= STATED EXERCISE =
Records follow. Select each line holding "below".

────

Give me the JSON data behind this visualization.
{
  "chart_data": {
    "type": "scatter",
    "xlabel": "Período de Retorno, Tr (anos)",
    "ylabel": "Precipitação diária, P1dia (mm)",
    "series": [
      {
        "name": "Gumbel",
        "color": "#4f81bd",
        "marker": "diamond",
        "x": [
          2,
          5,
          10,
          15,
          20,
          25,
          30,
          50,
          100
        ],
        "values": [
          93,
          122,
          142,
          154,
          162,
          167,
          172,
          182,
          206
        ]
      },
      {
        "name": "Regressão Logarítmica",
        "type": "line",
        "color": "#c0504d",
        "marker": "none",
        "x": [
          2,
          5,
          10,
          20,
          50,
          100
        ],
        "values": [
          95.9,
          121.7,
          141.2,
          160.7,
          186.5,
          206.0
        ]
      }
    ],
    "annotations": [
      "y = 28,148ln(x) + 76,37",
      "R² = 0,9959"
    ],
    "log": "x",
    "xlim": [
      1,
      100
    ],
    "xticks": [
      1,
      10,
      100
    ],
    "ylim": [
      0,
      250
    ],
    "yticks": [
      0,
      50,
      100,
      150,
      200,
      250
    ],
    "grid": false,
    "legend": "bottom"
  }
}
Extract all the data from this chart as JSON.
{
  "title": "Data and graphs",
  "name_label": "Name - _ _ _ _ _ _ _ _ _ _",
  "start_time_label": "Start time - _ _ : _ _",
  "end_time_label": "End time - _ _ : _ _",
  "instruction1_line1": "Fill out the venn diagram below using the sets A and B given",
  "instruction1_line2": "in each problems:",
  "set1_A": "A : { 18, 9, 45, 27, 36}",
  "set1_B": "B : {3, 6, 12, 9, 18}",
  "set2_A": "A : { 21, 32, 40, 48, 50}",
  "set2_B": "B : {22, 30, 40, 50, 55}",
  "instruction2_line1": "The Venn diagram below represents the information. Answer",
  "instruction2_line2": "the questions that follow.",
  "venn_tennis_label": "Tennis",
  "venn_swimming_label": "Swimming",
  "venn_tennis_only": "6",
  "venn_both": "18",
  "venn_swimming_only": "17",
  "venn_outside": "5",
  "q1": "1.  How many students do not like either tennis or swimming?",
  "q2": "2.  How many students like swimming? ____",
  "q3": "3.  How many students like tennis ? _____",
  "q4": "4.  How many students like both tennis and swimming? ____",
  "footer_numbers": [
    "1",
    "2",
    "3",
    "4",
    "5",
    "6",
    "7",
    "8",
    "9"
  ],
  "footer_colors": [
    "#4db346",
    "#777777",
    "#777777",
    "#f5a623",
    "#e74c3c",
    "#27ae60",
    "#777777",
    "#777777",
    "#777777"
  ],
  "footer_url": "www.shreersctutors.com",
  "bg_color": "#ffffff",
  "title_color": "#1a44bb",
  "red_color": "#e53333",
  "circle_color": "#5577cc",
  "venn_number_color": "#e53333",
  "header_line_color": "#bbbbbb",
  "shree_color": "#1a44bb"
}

────

= OUTPUT OF THE EXERCISE =
  "instruction1_line1": "Fill out the venn diagram below using the sets A and B given",
  "instruction2_line1": "The Venn diagram below represents the information. Answer",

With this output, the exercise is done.